### EXERCISE PROMPT
Extract the lines that carry the string "JSON" from the listing.

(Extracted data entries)
##########

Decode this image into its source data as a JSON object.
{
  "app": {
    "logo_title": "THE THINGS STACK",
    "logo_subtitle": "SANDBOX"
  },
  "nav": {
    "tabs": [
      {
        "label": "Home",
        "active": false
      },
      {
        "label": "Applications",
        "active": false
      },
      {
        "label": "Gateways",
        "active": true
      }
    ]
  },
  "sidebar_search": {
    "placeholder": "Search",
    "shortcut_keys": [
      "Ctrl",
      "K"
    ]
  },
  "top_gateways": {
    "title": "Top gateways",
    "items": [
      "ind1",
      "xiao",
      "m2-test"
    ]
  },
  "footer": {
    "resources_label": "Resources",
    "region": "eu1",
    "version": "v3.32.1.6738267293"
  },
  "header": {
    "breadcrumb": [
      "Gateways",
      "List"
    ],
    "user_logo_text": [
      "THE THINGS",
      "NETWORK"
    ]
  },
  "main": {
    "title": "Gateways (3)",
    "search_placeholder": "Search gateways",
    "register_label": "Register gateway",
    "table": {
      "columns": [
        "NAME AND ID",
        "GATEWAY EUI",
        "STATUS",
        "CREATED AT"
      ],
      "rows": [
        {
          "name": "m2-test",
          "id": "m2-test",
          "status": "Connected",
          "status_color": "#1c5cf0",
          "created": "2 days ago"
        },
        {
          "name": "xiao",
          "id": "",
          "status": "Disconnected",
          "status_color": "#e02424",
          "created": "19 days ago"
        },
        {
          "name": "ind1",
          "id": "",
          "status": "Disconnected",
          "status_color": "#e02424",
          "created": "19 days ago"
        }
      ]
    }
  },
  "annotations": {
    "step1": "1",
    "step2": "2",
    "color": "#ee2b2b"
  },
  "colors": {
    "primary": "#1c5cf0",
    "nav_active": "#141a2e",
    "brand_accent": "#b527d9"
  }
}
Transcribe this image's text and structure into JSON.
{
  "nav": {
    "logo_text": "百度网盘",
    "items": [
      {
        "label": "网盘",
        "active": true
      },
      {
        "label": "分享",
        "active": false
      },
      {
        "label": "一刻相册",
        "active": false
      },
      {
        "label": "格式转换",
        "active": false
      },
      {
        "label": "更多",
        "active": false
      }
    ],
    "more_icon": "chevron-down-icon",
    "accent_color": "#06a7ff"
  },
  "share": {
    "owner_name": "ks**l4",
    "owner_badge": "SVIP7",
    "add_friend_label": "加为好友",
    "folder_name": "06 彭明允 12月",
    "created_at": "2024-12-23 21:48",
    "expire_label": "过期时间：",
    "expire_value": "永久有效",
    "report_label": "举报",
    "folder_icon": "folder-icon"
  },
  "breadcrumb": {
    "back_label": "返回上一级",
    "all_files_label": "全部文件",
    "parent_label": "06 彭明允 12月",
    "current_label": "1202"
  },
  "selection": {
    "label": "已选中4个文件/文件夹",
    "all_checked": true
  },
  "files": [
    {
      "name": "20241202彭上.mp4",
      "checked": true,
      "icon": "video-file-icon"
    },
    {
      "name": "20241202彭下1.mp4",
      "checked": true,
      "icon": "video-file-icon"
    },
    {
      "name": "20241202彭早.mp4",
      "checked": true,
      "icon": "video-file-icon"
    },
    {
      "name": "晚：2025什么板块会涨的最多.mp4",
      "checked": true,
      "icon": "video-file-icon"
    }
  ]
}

##########

### CORRECT OUTPUT
Decode this image into its source data as a JSON object.
Transcribe this image's text and structure into JSON.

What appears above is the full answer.